_Your goal_
Print the lines below word for word, starting at the line that contains "Patent image size: (702, 611)." and ending at the line that contains "The extended flanges 38 is at (209, 162).", both included.

_Source data_
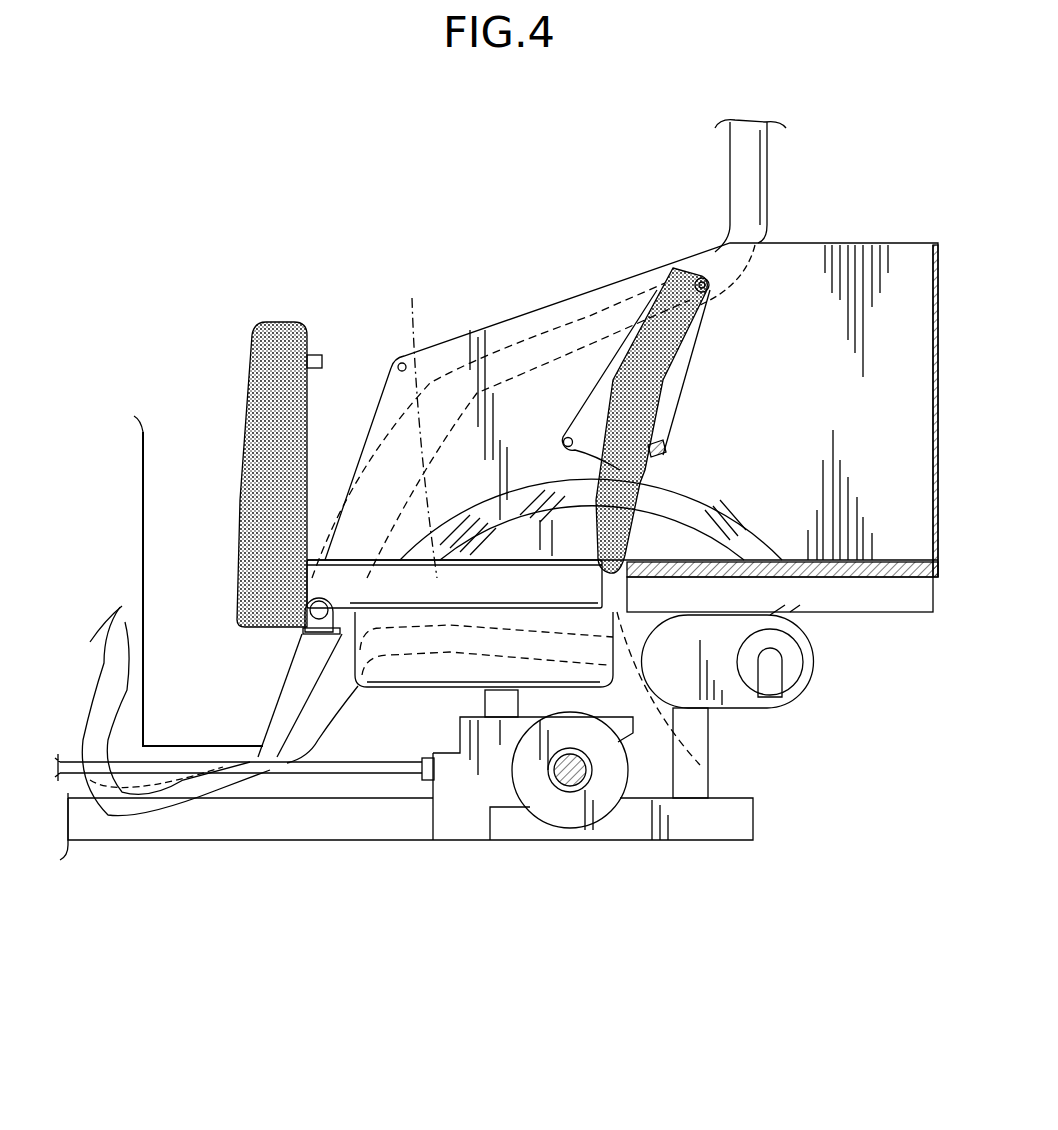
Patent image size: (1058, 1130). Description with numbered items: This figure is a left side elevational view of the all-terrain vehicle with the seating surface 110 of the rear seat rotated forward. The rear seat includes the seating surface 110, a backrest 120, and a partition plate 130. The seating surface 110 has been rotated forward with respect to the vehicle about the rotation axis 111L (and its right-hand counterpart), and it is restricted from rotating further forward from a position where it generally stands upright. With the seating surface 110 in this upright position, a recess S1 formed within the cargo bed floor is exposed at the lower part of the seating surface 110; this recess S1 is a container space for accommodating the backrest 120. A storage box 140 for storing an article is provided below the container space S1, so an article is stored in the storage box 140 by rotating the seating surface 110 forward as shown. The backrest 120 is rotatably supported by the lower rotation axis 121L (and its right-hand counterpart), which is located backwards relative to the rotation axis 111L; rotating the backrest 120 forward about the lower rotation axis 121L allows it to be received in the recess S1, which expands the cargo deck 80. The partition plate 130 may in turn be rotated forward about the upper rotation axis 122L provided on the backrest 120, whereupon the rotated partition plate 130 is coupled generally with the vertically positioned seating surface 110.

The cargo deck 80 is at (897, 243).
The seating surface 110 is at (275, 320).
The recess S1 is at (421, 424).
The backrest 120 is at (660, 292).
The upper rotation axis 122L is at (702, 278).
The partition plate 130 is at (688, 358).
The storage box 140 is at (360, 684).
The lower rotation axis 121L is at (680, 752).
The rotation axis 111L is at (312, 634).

* * *

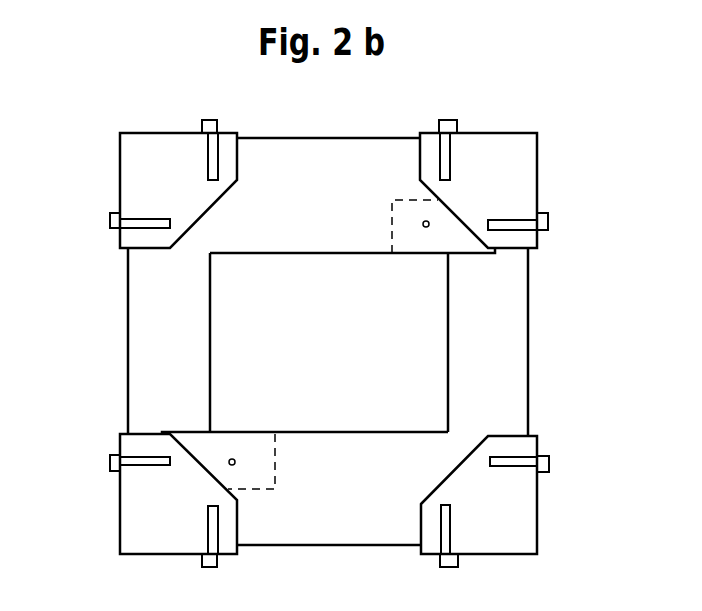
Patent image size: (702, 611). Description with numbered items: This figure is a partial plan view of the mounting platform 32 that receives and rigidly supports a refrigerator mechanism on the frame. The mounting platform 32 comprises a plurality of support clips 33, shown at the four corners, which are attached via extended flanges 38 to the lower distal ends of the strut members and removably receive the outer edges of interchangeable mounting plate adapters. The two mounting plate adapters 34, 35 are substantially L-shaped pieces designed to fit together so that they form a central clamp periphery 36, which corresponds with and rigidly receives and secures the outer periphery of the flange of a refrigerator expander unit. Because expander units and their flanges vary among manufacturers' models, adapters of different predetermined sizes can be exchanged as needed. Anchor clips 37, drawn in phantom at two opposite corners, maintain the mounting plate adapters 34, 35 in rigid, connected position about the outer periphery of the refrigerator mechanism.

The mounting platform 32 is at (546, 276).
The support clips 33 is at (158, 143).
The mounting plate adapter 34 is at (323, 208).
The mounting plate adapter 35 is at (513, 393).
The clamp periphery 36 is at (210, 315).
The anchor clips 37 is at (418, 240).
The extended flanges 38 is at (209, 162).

--

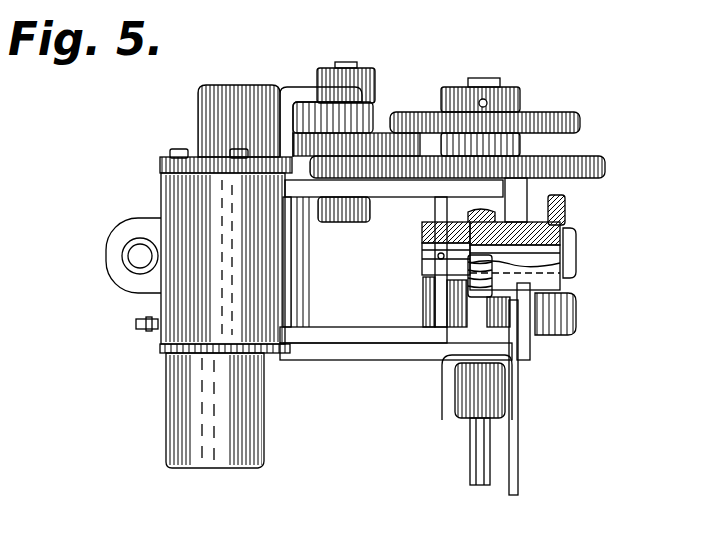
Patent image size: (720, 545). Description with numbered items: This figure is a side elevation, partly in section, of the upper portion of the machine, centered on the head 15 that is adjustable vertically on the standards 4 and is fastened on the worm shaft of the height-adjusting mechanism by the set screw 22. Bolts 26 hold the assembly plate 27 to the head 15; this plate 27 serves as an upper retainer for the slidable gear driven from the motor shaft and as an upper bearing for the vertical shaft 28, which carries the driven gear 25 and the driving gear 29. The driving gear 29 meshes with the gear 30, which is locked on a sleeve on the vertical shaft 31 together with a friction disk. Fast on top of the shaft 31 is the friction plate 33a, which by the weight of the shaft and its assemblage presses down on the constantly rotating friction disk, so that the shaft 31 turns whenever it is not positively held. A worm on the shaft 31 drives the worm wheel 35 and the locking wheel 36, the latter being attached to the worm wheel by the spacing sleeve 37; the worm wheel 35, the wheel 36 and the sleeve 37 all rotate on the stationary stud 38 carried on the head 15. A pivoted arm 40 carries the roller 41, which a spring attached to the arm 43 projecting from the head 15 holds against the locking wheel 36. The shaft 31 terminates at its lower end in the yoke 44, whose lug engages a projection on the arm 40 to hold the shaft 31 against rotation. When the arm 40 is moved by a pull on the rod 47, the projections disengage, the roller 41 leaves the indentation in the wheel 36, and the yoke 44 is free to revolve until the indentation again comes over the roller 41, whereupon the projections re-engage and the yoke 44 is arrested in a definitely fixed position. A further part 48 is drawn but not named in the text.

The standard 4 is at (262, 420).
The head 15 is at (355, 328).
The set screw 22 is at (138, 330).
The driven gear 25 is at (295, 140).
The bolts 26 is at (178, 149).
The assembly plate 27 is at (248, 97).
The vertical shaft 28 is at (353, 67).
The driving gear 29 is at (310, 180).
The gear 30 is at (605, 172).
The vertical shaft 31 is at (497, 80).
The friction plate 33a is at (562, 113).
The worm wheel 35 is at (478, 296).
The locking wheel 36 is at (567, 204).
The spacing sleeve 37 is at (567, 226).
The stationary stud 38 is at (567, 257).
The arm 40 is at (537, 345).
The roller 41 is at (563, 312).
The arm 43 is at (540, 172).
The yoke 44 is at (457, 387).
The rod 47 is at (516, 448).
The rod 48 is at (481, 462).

_Final answer_
Patent image size: (702, 611). Description with numbered items: This figure is a partial plan view of the mounting platform 32 that receives and rigidly supports a refrigerator mechanism on the frame. The mounting platform 32 comprises a plurality of support clips 33, shown at the four corners, which are attached via extended flanges 38 to the lower distal ends of the strut members and removably receive the outer edges of interchangeable mounting plate adapters. The two mounting plate adapters 34, 35 are substantially L-shaped pieces designed to fit together so that they form a central clamp periphery 36, which corresponds with and rigidly receives and secures the outer periphery of the flange of a refrigerator expander unit. Because expander units and their flanges vary among manufacturers' models, adapters of different predetermined sizes can be exchanged as needed. Anchor clips 37, drawn in phantom at two opposite corners, maintain the mounting plate adapters 34, 35 in rigid, connected position about the outer periphery of the refrigerator mechanism.

The mounting platform 32 is at (546, 276).
The support clips 33 is at (158, 143).
The mounting plate adapter 34 is at (323, 208).
The mounting plate adapter 35 is at (513, 393).
The clamp periphery 36 is at (210, 315).
The anchor clips 37 is at (418, 240).
The extended flanges 38 is at (209, 162).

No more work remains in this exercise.